Teks Pilihan:
::::

PR Usai Pilpres Korea Selatan 2022: Mempersatukan Masyarakat yang Terbelah

PR  Usai Pilpres Korea Selatan 2022:  Mempersatukan Masyarakat yang Terbelah
Image credit: rumahpemilu.org

9 Mei 2022, Korea Selatan menyelanggarakan Pemilu Presiden-nya yang ke-20. Pemilu ini mengantarkan Yoon Suk-yeol, seorang kandidat dari People’s Power Party (PPP) ke tampuk kekuasaan.  Yoon memenangkan pemilu dengan selisih kemenangan yang tipis, 247 suara atau 0,99 persen. Dengan kata lain, ia memenangkan kurang dari 50 persen suara untuk menjadi Presiden Korea Selatan berikutnya.

PPP pada dasarnya adalah sebuah partai konservatif. Yoon adalah seorang mantan jaksa agung Dengan latar belakang ini, Yoon menjadi simbol perubahan dalam politik yang ada, terutama bagi orang-orang yang kecewa dengan partai yang berkuasa, Partai Demokrat. Ada dukungan yang tinggi di Korea Selatan untuk perubahan pemerintahan dalam pemilu, dan Yoon menjadi alternatif utama bagi orang-orang yang ingin mengubah pemerintahan.

::::

Yang Perlu Dikerjakan: Berikan kembali secara persis bagian teks tentang Pilpres Korea Selatan 2022, mulai dari kata-kata yang memuat "9 Mei 2022, Korea" dan berhenti setelah "ingin mengubah pemerintahan.".

::::

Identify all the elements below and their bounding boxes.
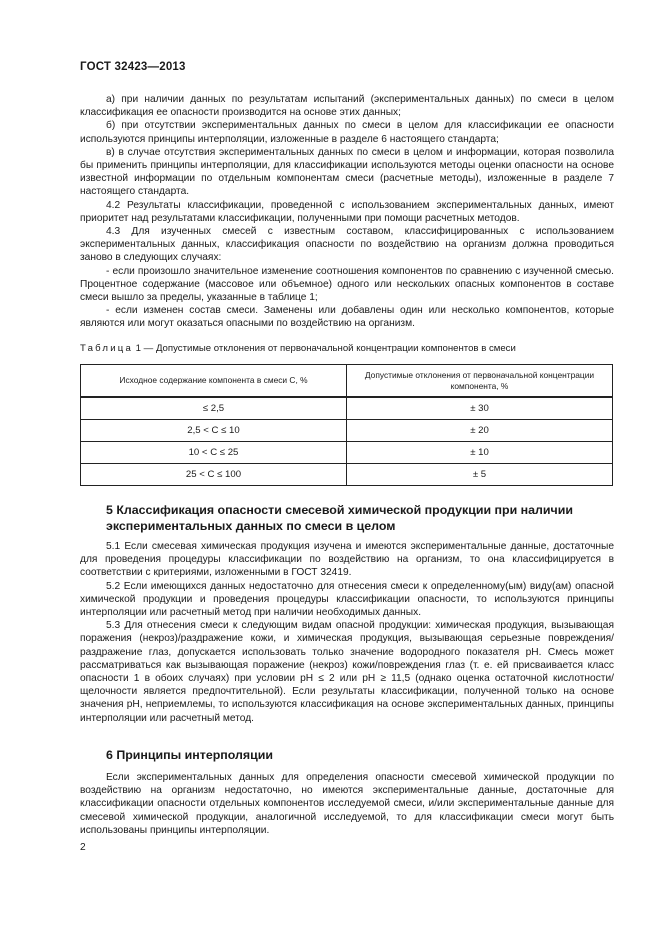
table-cell-range: 2,5 < C ≤ 10	[81, 420, 347, 442]
paragraph: Если экспериментальных данных для определения опасности смесевой химической продукции по воздействию на организм недостаточно, но имеются экспериментальные данные, достаточные для классификации опасности отдельных компонентов исследуемой смеси, и/или экспериментальные данные для смесевой химической продукции, аналогичной исследуемой, то для классификации смеси могут быть использованы принципы интерполяции.	[80, 772, 614, 836]
page-number: 2	[80, 842, 86, 853]
table-row	[81, 397, 613, 420]
table-cell-range: ≤ 2,5	[81, 397, 347, 420]
table-label: Таблица	[80, 343, 134, 354]
paragraph: - если произошло значительное изменение соотношения компонентов по сравнению с изученной смесью. Процентное содержание (массовое или объемное) одного или нескольких опасных компонентов в составе смеси вышло за пределы, указанные в таблице 1;	[80, 265, 614, 304]
intro-section	[80, 93, 614, 331]
table-row	[81, 464, 613, 486]
table-cell-deviation: ± 5	[347, 464, 613, 486]
table-caption	[80, 343, 614, 355]
paragraph: 5.3 Для отнесения смеси к следующим видам опасной продукции: химическая продукция, вызывающая поражения (некроз)/раздражение кожи, и химическая продукция, вызывающая серьезные повреждения/раздражение глаз, допускается использовать только значение водородного показателя pH. Смесь может рассматриваться как вызывающая поражение (некроз) кожи/повреждения глаз (т. е. ей присваивается класс опасности 1 в обоих случаях) при условии pH ≤ 2 или pH ≥ 11,5 (однако оценка остаточной кислотности/щелочности является предпочтительной). Если результаты классификации, полученной только на основе значения pH, неприемлемы, то используются классификация на основе экспериментальных данных, принципы интерполяции или расчетный метод.	[80, 620, 614, 724]
paragraph: а) при наличии данных по результатам испытаний (экспериментальных данных) по смеси в целом классификация ее опасности производится на основе этих данных;	[80, 94, 614, 119]
table-cell-deviation: ± 30	[347, 397, 613, 420]
section-5-heading: 5 Классификация опасности смесевой химической продукции при наличии экспериментальных данных по смеси в целом	[106, 503, 573, 533]
table-header-content: Исходное содержание компонента в смеси C, %	[81, 365, 347, 398]
paragraph: - если изменен состав смеси. Заменены или добавлены один или несколько компонентов, которые являются или могут оказаться опасными по воздействию на организм.	[80, 305, 614, 330]
section-6-heading: 6 Принципы интерполяции	[106, 748, 273, 762]
table-cell-deviation: ± 20	[347, 420, 613, 442]
table-header-deviation: Допустимые отклонения от первоначальной концентрации компонента, %	[347, 365, 613, 398]
table-cell-range: 10 < C ≤ 25	[81, 442, 347, 464]
paragraph: в) в случае отсутствия экспериментальных данных по смеси в целом и информации, которая позволила бы применить принципы интерполяции, для классификации используются методы оценки опасности на основе известной информации по отдельным компонентам смеси (расчетные методы), изложенные в разделе 7 настоящего стандарта.	[80, 146, 614, 198]
paragraph: 4.3 Для изученных смесей с известным составом, классифицированных с использованием экспериментальных данных, классификация опасности по воздействию на организм должна проводиться заново в следующих случаях:	[80, 226, 614, 264]
table-caption-text: 1 — Допустимые отклонения от первоначальной концентрации компонентов в смеси	[133, 343, 516, 354]
table-row	[81, 420, 613, 442]
section-6-body	[80, 771, 614, 837]
paragraph: 5.2 Если имеющихся данных недостаточно для отнесения смеси к определенному(ым) виду(ам) опасной химической продукции и проведения процедуры классификации опасности, то используются принципы интерполяции или расчетный метод при наличии необходимых данных.	[80, 580, 614, 619]
table-cell-range: 25 < C ≤ 100	[81, 464, 347, 486]
paragraph: 5.1 Если смесевая химическая продукция изучена и имеются экспериментальные данные, достаточные для проведения процедуры классификации по воздействию на организм, то она классифицируется в соответствии с критериями, изложенными в ГОСТ 32419.	[80, 541, 614, 579]
document-header: ГОСТ 32423—2013	[80, 61, 186, 73]
table-cell-deviation: ± 10	[347, 442, 613, 464]
paragraph: 4.2 Результаты классификации, проведенной с использованием экспериментальных данных, имеют приоритет над результатами классификации, полученными при помощи расчетных методов.	[80, 199, 614, 224]
paragraph: б) при отсутствии экспериментальных данных по смеси в целом для классификации ее опасности используются принципы интерполяции, изложенные в разделе 6 настоящего стандарта;	[80, 120, 614, 145]
table-row	[81, 442, 613, 464]
section-5-body	[80, 540, 614, 725]
deviation-table	[80, 364, 613, 486]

::::

Jawaban Akhir:
9 Mei 2022, Korea Selatan menyelanggarakan Pemilu Presiden-nya yang ke-20. Pemilu ini mengantarkan Yoon Suk-yeol, seorang kandidat dari People’s Power Party (PPP) ke tampuk kekuasaan.  Yoon memenangkan pemilu dengan selisih kemenangan yang tipis, 247 suara atau 0,99 persen. Dengan kata lain, ia memenangkan kurang dari 50 persen suara untuk menjadi Presiden Korea Selatan berikutnya.

PPP pada dasarnya adalah sebuah partai konservatif. Yoon adalah seorang mantan jaksa agung Dengan latar belakang ini, Yoon menjadi simbol perubahan dalam politik yang ada, terutama bagi orang-orang yang kecewa dengan partai yang berkuasa, Partai Demokrat. Ada dukungan yang tinggi di Korea Selatan untuk perubahan pemerintahan dalam pemilu, dan Yoon menjadi alternatif utama bagi orang-orang yang ingin mengubah pemerintahan.